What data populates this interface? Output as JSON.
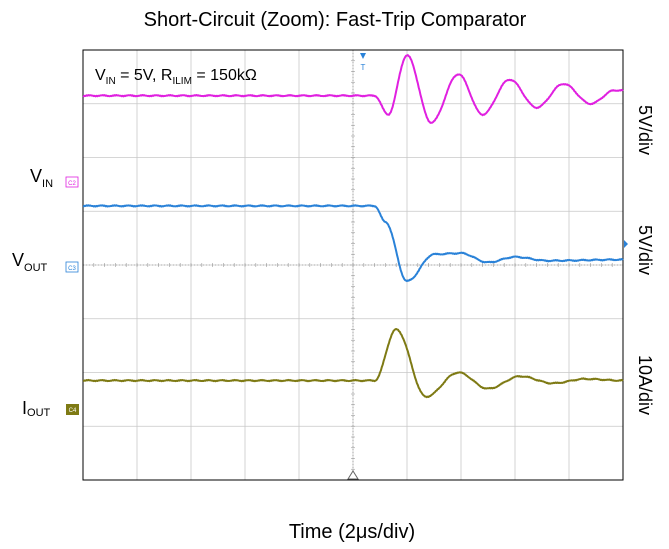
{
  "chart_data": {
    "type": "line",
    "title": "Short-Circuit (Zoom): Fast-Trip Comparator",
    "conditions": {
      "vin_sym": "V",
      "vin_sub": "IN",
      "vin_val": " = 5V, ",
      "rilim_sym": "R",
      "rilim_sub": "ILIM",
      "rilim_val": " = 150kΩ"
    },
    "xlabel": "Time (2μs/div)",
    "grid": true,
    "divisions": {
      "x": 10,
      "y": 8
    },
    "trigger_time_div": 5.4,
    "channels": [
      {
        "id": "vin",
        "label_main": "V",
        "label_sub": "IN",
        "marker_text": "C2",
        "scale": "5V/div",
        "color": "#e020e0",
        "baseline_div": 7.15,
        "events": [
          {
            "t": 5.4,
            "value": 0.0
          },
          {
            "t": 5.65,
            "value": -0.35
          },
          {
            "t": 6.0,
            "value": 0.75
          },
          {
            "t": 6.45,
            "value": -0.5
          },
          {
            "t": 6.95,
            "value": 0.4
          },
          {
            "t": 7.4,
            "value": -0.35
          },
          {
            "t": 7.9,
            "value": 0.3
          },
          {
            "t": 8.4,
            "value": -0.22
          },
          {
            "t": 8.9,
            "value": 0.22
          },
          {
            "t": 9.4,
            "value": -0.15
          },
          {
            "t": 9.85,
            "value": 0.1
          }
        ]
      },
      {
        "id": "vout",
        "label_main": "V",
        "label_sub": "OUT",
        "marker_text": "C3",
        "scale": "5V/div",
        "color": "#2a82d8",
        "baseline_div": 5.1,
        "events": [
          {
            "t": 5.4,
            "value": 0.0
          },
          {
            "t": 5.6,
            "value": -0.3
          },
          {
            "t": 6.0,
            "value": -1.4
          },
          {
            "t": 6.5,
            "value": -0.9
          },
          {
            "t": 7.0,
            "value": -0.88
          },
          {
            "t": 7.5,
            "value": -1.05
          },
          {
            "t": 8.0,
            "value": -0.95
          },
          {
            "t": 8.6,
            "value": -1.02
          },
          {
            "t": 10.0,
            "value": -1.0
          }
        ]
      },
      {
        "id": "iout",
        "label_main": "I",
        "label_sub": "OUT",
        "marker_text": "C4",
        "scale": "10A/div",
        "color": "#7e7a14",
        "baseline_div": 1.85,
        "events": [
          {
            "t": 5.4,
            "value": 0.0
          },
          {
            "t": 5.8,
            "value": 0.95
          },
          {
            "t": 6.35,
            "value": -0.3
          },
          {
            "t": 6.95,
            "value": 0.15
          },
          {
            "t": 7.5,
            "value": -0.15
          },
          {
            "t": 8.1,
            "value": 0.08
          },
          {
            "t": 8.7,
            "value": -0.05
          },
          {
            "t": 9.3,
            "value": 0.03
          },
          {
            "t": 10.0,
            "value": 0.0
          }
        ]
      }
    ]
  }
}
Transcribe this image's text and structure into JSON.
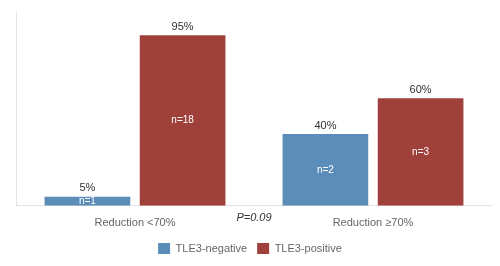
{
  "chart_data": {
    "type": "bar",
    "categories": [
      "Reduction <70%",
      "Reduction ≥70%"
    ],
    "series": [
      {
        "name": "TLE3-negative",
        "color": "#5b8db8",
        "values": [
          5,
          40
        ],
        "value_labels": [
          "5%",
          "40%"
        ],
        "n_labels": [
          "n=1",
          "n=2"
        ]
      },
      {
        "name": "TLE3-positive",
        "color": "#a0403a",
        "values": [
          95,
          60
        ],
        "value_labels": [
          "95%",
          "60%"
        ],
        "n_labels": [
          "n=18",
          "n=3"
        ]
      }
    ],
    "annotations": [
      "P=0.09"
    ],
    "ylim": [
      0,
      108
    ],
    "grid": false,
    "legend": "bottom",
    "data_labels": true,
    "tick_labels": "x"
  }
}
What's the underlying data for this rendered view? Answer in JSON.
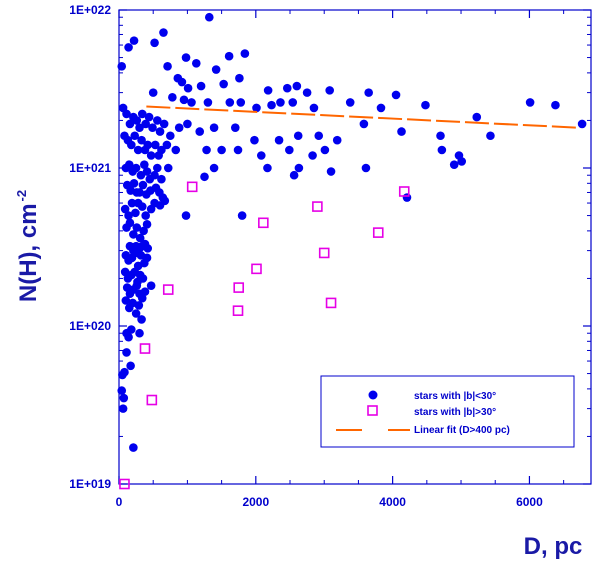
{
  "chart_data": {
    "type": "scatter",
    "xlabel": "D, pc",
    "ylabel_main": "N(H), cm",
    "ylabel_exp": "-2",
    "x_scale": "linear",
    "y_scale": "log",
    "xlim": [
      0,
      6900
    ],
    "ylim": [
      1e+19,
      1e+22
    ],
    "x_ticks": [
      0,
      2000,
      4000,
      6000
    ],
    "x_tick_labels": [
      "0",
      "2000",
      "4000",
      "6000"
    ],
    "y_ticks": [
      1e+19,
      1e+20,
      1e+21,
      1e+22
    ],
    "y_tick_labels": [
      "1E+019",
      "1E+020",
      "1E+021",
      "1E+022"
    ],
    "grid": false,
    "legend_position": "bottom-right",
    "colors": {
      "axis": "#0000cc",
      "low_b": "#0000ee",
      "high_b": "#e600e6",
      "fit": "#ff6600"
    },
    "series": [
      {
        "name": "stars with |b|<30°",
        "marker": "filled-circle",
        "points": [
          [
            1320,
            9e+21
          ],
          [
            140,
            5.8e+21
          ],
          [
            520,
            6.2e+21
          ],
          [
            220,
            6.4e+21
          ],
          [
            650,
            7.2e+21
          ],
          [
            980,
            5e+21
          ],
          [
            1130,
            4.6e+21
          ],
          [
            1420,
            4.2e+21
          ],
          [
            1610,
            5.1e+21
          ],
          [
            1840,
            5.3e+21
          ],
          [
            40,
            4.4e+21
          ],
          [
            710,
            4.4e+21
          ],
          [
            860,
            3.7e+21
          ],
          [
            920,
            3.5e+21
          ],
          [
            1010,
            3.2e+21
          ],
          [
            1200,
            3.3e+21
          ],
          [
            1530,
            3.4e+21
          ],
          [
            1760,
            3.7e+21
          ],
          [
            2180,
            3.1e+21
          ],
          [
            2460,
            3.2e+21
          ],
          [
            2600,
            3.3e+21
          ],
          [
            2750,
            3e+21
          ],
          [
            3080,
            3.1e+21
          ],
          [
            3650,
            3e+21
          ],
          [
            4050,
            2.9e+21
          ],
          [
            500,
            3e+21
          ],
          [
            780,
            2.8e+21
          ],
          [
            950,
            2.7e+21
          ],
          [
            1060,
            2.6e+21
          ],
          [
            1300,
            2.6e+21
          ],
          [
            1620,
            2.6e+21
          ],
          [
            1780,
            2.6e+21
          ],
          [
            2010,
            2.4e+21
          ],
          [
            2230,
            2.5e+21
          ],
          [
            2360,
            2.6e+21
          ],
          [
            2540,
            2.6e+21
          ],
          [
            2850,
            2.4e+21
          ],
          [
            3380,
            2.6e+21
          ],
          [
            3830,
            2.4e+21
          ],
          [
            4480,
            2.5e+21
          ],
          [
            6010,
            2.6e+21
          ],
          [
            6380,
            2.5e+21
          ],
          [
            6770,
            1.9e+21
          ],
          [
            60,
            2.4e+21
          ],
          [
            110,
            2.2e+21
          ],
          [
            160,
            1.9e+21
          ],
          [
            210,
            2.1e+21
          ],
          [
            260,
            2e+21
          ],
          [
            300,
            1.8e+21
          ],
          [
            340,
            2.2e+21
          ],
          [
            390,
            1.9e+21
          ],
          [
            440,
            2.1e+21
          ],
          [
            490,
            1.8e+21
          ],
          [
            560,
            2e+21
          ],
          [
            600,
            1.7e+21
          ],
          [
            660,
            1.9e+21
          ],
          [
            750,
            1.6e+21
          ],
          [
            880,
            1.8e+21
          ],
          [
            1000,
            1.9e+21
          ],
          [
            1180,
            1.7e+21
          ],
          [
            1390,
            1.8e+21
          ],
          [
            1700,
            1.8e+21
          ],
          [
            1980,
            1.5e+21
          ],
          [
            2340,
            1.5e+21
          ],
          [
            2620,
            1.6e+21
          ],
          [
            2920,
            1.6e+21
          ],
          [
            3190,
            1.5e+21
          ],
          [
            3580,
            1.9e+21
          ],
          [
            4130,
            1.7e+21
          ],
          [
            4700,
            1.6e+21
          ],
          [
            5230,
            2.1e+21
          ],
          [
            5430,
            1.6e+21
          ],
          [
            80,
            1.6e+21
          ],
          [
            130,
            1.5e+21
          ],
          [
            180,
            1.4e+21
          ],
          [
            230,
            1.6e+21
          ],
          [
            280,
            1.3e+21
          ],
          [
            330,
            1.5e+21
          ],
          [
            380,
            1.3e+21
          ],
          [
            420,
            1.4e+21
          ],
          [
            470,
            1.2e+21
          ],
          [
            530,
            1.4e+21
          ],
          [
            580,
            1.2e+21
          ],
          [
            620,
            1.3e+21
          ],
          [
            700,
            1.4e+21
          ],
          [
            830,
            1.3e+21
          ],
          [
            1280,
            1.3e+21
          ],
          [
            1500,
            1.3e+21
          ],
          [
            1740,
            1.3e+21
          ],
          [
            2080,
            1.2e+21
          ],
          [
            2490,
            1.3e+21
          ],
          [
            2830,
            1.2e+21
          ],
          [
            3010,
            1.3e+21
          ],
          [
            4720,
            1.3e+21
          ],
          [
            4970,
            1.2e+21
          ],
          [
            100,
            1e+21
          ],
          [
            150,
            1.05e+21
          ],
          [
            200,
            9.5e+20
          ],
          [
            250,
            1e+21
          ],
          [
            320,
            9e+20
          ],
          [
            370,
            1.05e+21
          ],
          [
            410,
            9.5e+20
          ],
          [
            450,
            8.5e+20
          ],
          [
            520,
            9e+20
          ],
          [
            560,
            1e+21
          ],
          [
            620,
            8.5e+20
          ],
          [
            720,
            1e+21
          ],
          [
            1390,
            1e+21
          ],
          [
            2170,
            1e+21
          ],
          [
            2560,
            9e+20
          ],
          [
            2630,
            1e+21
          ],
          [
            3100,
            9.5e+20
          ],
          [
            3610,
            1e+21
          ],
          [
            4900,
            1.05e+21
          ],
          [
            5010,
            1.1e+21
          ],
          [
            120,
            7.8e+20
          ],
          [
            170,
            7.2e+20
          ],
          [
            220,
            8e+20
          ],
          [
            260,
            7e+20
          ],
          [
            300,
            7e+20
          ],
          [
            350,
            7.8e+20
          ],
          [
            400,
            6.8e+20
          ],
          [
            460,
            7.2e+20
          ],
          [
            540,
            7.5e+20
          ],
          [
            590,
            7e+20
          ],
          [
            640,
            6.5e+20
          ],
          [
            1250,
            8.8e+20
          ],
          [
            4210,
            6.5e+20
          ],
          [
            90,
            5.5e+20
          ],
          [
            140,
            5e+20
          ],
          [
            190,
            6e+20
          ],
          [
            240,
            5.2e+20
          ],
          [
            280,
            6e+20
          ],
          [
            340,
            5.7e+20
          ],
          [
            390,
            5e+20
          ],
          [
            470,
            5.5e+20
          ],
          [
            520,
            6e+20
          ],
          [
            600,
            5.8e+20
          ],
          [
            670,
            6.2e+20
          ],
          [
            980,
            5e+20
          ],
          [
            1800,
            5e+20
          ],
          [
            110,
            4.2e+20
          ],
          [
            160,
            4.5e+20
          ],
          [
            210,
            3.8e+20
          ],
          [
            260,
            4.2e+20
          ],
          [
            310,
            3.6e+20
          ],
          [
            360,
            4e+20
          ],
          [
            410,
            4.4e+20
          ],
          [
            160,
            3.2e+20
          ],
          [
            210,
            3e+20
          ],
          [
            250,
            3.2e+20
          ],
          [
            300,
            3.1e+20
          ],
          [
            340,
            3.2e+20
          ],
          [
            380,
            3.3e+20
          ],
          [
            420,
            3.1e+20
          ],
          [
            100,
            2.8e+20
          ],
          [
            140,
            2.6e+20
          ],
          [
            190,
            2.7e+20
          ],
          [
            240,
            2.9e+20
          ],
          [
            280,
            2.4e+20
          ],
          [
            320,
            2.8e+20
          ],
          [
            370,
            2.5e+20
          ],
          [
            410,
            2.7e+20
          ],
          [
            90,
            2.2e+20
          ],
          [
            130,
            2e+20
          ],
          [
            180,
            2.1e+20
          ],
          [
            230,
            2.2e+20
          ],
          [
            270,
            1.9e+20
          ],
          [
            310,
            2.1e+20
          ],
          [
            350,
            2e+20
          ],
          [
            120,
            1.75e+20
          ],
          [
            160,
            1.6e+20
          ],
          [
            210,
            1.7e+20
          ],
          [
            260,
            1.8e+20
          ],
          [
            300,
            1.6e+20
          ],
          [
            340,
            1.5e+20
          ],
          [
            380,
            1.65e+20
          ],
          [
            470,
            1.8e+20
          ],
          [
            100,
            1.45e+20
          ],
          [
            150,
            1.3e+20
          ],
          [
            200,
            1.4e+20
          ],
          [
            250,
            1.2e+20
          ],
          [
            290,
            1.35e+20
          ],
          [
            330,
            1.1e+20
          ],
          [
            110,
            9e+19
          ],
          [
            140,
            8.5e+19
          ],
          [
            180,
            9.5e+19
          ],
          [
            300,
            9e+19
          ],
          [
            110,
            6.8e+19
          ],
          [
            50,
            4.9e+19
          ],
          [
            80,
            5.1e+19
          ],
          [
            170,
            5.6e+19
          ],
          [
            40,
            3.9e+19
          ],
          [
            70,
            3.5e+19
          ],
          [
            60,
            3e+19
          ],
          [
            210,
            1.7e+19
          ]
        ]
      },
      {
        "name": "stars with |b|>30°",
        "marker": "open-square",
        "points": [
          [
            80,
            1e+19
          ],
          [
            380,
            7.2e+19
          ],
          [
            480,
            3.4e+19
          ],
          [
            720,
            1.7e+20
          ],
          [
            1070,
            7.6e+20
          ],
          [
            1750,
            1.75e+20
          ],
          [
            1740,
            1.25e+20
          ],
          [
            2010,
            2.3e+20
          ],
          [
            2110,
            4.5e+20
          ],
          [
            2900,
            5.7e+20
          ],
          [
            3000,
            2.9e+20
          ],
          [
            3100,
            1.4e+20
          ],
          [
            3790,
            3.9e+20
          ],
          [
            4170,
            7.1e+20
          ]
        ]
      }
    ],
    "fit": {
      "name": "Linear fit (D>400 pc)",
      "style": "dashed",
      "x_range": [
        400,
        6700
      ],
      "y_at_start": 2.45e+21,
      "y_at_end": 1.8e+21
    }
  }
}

*-*-*

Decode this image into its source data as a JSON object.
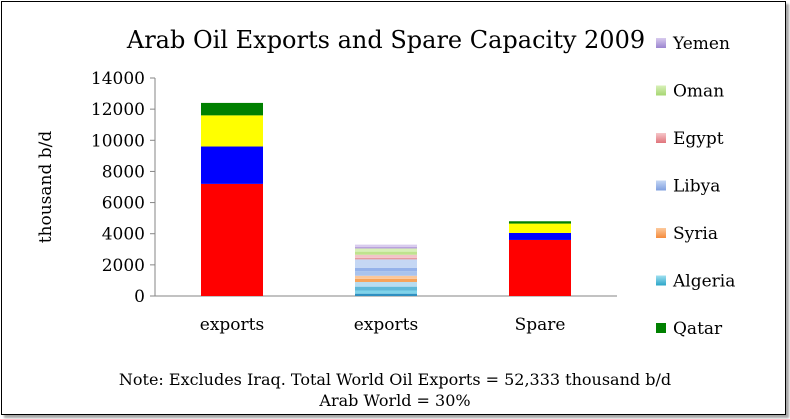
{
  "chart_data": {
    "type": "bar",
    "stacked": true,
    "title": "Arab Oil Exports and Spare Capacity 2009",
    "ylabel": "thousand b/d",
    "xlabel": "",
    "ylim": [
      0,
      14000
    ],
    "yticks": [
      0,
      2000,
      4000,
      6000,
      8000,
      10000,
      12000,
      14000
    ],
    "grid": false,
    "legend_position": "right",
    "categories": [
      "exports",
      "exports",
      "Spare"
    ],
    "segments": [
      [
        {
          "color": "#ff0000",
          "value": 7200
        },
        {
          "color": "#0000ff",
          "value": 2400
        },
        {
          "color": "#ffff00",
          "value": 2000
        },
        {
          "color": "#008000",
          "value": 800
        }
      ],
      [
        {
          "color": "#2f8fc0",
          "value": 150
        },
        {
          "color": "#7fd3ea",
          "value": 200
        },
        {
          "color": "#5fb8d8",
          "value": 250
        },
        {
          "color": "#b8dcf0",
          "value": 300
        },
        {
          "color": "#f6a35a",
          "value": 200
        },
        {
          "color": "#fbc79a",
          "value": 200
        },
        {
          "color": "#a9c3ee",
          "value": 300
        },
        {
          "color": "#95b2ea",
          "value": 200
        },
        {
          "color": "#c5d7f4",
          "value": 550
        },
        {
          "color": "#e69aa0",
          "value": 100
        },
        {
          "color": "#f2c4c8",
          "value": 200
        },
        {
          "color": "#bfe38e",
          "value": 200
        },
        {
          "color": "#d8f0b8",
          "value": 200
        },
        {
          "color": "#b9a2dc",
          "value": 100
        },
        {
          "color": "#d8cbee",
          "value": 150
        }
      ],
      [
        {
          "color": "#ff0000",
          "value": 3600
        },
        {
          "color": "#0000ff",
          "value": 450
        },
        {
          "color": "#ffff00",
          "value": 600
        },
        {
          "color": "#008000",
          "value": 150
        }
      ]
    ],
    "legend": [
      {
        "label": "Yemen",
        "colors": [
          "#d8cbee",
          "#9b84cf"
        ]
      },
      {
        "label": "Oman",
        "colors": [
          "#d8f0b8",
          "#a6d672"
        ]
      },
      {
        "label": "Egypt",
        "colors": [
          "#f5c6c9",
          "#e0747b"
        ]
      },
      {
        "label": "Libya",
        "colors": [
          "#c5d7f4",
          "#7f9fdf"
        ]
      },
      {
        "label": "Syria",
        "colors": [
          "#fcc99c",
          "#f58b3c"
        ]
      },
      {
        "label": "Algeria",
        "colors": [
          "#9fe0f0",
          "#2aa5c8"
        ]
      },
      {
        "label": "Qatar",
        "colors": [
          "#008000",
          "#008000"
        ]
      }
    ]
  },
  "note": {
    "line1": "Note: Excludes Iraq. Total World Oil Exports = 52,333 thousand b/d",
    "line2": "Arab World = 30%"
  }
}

*-*-*

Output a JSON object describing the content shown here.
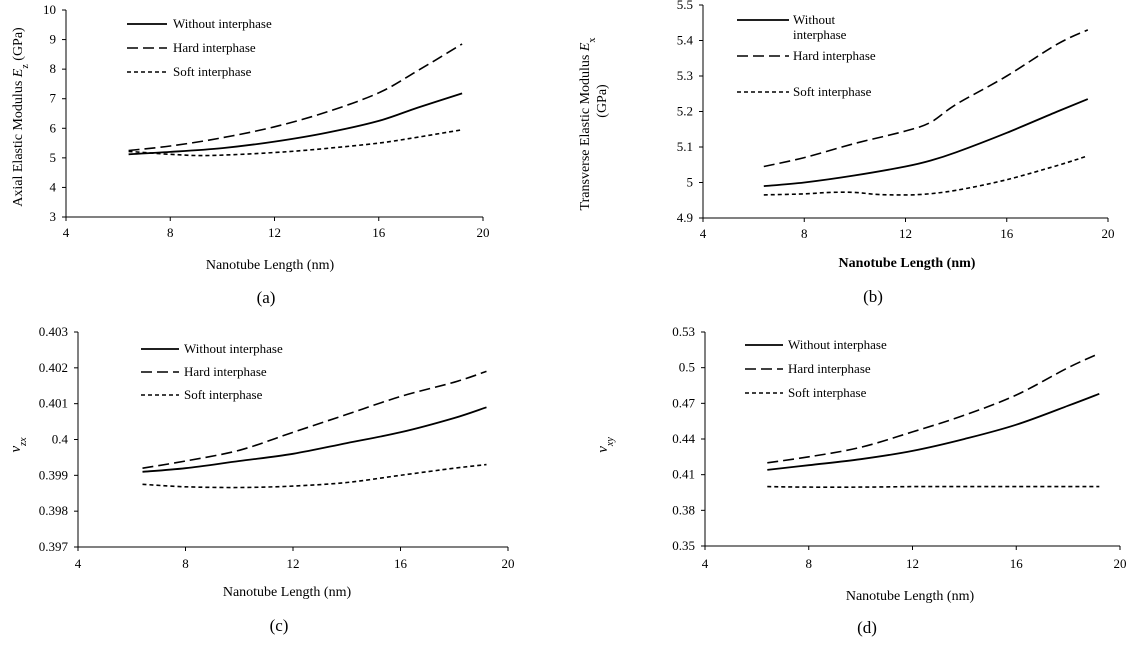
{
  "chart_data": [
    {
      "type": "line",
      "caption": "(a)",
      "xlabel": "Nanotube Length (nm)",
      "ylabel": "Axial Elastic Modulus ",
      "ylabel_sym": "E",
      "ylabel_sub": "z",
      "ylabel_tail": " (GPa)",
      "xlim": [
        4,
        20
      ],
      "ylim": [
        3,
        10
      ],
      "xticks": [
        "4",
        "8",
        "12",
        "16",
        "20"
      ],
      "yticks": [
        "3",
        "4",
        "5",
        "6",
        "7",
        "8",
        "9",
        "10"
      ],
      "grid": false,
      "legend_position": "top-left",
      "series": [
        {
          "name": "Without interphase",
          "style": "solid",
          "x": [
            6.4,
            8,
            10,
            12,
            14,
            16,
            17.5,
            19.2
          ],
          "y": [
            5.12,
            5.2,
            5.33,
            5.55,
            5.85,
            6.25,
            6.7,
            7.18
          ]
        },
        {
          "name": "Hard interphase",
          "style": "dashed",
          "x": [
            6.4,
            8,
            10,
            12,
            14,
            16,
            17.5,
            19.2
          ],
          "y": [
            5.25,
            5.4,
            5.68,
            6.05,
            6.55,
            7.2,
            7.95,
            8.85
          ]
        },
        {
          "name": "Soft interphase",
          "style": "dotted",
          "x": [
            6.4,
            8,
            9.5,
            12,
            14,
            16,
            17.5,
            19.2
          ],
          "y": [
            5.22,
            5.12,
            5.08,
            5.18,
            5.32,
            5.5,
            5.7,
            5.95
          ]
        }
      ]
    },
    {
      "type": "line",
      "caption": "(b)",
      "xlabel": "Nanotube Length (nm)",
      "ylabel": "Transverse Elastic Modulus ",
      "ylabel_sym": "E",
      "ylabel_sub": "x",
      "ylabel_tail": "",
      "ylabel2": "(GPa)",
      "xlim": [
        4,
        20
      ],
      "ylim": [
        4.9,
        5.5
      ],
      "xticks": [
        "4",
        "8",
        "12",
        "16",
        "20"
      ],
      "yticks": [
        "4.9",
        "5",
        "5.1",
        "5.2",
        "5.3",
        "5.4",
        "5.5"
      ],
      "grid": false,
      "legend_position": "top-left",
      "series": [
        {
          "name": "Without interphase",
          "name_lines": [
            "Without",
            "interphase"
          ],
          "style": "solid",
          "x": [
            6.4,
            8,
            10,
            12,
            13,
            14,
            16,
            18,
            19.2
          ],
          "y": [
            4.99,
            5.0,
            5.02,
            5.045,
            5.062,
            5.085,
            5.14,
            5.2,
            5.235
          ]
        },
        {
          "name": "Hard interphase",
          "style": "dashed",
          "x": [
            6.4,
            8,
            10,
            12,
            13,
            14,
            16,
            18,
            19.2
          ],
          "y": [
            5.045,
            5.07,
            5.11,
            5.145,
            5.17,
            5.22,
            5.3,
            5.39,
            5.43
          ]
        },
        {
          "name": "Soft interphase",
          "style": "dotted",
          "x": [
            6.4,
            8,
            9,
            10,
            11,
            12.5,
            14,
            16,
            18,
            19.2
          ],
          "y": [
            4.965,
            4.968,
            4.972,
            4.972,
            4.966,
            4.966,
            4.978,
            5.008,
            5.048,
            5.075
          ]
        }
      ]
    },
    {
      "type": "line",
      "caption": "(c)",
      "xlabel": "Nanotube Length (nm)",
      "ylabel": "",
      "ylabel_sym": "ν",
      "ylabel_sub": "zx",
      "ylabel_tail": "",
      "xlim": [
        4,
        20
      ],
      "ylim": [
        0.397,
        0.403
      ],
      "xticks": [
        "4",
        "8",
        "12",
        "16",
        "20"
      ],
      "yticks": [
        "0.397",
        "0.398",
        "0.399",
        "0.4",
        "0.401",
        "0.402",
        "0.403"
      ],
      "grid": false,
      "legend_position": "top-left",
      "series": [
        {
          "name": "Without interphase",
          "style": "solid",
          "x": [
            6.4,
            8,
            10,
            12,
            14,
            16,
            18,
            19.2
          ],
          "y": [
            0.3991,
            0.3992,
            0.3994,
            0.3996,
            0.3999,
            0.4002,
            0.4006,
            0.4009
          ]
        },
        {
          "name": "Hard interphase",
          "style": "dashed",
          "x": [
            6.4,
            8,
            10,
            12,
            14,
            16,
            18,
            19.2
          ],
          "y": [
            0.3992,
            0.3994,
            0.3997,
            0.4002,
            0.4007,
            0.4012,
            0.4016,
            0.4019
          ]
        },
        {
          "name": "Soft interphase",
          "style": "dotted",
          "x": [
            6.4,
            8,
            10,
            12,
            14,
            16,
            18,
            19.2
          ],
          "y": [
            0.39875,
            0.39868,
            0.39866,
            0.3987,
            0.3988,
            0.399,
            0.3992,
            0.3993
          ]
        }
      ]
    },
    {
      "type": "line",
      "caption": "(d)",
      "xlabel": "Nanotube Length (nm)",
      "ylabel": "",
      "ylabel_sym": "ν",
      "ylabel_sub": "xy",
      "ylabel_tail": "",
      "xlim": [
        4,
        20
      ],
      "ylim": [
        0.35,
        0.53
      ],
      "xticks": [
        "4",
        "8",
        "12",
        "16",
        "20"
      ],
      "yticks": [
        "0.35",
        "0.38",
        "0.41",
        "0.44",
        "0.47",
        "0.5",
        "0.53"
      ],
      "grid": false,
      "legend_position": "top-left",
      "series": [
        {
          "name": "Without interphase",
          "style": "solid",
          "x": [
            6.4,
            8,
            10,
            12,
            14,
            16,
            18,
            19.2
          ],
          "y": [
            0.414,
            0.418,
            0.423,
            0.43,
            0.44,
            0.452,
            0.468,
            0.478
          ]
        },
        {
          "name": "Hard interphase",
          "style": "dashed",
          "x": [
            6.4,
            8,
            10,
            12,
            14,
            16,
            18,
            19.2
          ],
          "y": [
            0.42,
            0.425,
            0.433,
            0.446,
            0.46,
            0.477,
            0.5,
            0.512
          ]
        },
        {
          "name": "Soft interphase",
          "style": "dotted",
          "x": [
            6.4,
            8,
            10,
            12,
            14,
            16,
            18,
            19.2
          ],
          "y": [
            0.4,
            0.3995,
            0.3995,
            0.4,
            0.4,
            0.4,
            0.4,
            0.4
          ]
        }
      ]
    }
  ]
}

*-*-*

• [Your instructions] Tally the lines of the preceding listing in which the word "Modulus" appears; state nothing but the total.

• [Solution for this task] 2